INSTRUCTION => Pull out every line with the word "into".

(Excerpts from a figure dataset)
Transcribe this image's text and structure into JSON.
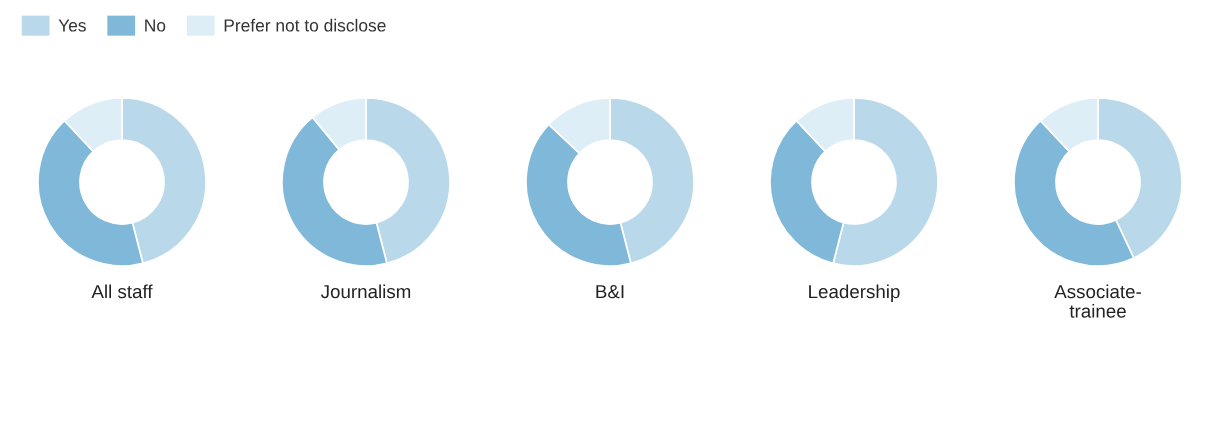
{
  "chart_data": [
    {
      "type": "donut",
      "title": "All staff",
      "categories": [
        "Yes",
        "No",
        "Prefer not to disclose"
      ],
      "values": [
        46,
        42,
        12
      ],
      "colors": [
        "#b9d9ea",
        "#80b8da",
        "#ddeef6"
      ],
      "legend": "top right"
    },
    {
      "type": "donut",
      "title": "Journalism",
      "categories": [
        null,
        null,
        null
      ],
      "values": [
        46,
        43,
        11
      ],
      "colors": [
        "#b9d9ea",
        "#80b8da",
        "#ddeef6"
      ]
    },
    {
      "type": "donut",
      "title": "B&I",
      "categories": [
        null,
        null,
        null
      ],
      "values": [
        46,
        41,
        13
      ],
      "colors": [
        "#b9d9ea",
        "#80b8da",
        "#ddeef6"
      ]
    },
    {
      "type": "donut",
      "title": "Leadership",
      "categories": [
        null,
        null,
        null
      ],
      "values": [
        54,
        34,
        12
      ],
      "colors": [
        "#b9d9ea",
        "#80b8da",
        "#ddeef6"
      ]
    },
    {
      "type": "donut",
      "title": "Associate-\ntrainee",
      "categories": [
        null,
        null,
        null
      ],
      "values": [
        43,
        45,
        12
      ],
      "colors": [
        "#b9d9ea",
        "#80b8da",
        "#ddeef6"
      ]
    }
  ]
}
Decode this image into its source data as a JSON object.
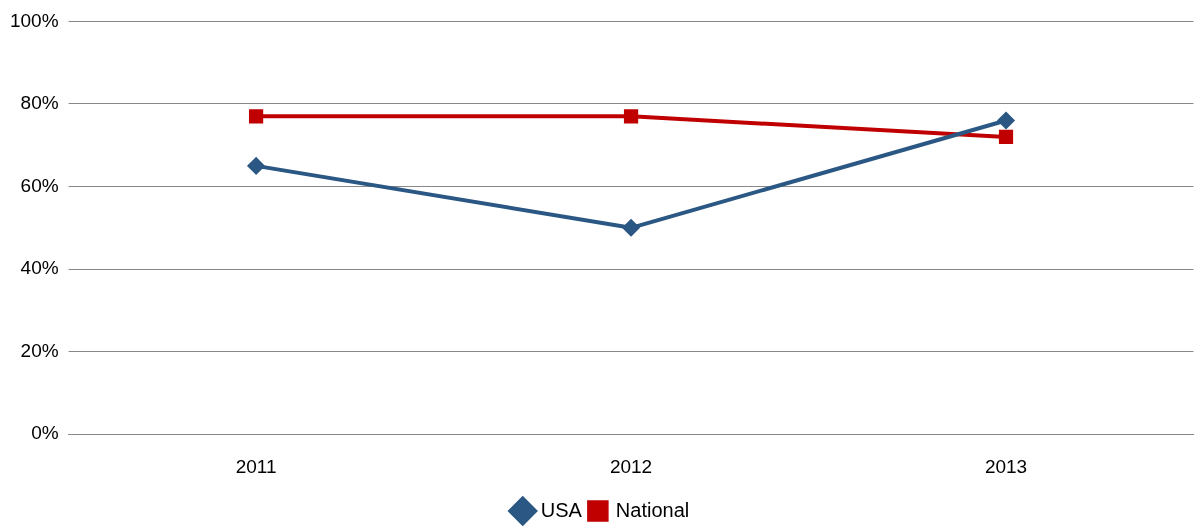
{
  "chart_data": {
    "type": "line",
    "categories": [
      "2011",
      "2012",
      "2013"
    ],
    "series": [
      {
        "name": "USA",
        "color": "#2a5783",
        "marker": "diamond",
        "values": [
          65,
          50,
          76
        ]
      },
      {
        "name": "National",
        "color": "#c00000",
        "marker": "square",
        "values": [
          77,
          77,
          72
        ]
      }
    ],
    "ylim": [
      0,
      100
    ],
    "yticks": [
      {
        "value": 0,
        "label": "0%"
      },
      {
        "value": 20,
        "label": "20%"
      },
      {
        "value": 40,
        "label": "40%"
      },
      {
        "value": 60,
        "label": "60%"
      },
      {
        "value": 80,
        "label": "80%"
      },
      {
        "value": 100,
        "label": "100%"
      }
    ],
    "grid": "y",
    "legend": "bottom"
  }
}
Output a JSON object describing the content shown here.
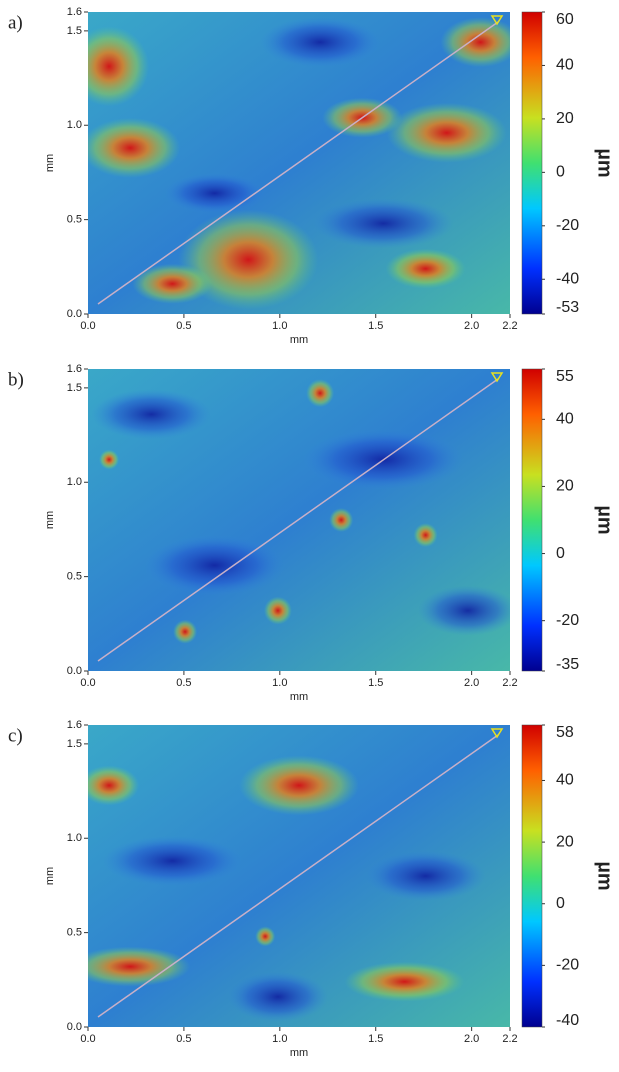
{
  "chart_data": [
    {
      "type": "heatmap",
      "panel_label": "a)",
      "xlabel": "mm",
      "ylabel": "mm",
      "colorbar_label": "µm",
      "xlim": [
        0,
        2.2
      ],
      "ylim": [
        0,
        1.6
      ],
      "xticks": [
        {
          "value": 0,
          "label": "0.0"
        },
        0.5,
        {
          "value": 1,
          "label": "1.0"
        },
        1.5,
        {
          "value": 2,
          "label": "2.0"
        },
        2.2
      ],
      "yticks": [
        {
          "value": 0,
          "label": "0.0"
        },
        0.5,
        {
          "value": 1,
          "label": "1.0"
        },
        1.5,
        1.6
      ],
      "clim": [
        -53,
        60
      ],
      "cticks": [
        60,
        40,
        20,
        0,
        -20,
        -40,
        -53
      ]
    },
    {
      "type": "heatmap",
      "panel_label": "b)",
      "xlabel": "mm",
      "ylabel": "mm",
      "colorbar_label": "µm",
      "xlim": [
        0,
        2.2
      ],
      "ylim": [
        0,
        1.6
      ],
      "xticks": [
        {
          "value": 0,
          "label": "0.0"
        },
        0.5,
        {
          "value": 1,
          "label": "1.0"
        },
        1.5,
        {
          "value": 2,
          "label": "2.0"
        },
        2.2
      ],
      "yticks": [
        {
          "value": 0,
          "label": "0.0"
        },
        0.5,
        {
          "value": 1,
          "label": "1.0"
        },
        1.5,
        1.6
      ],
      "clim": [
        -35,
        55
      ],
      "cticks": [
        55,
        40,
        20,
        0,
        -20,
        -35
      ]
    },
    {
      "type": "heatmap",
      "panel_label": "c)",
      "xlabel": "mm",
      "ylabel": "mm",
      "colorbar_label": "µm",
      "xlim": [
        0,
        2.2
      ],
      "ylim": [
        0,
        1.6
      ],
      "xticks": [
        {
          "value": 0,
          "label": "0.0"
        },
        0.5,
        {
          "value": 1,
          "label": "1.0"
        },
        1.5,
        {
          "value": 2,
          "label": "2.0"
        },
        2.2
      ],
      "yticks": [
        {
          "value": 0,
          "label": "0.0"
        },
        0.5,
        {
          "value": 1,
          "label": "1.0"
        },
        1.5,
        1.6
      ],
      "clim": [
        -40,
        58
      ],
      "cticks": [
        58,
        40,
        20,
        0,
        -20,
        -40
      ]
    }
  ]
}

THE OUTPUT =>
Transcribe this image's text and structure into JSON.
Decode this image into its source data as a JSON object.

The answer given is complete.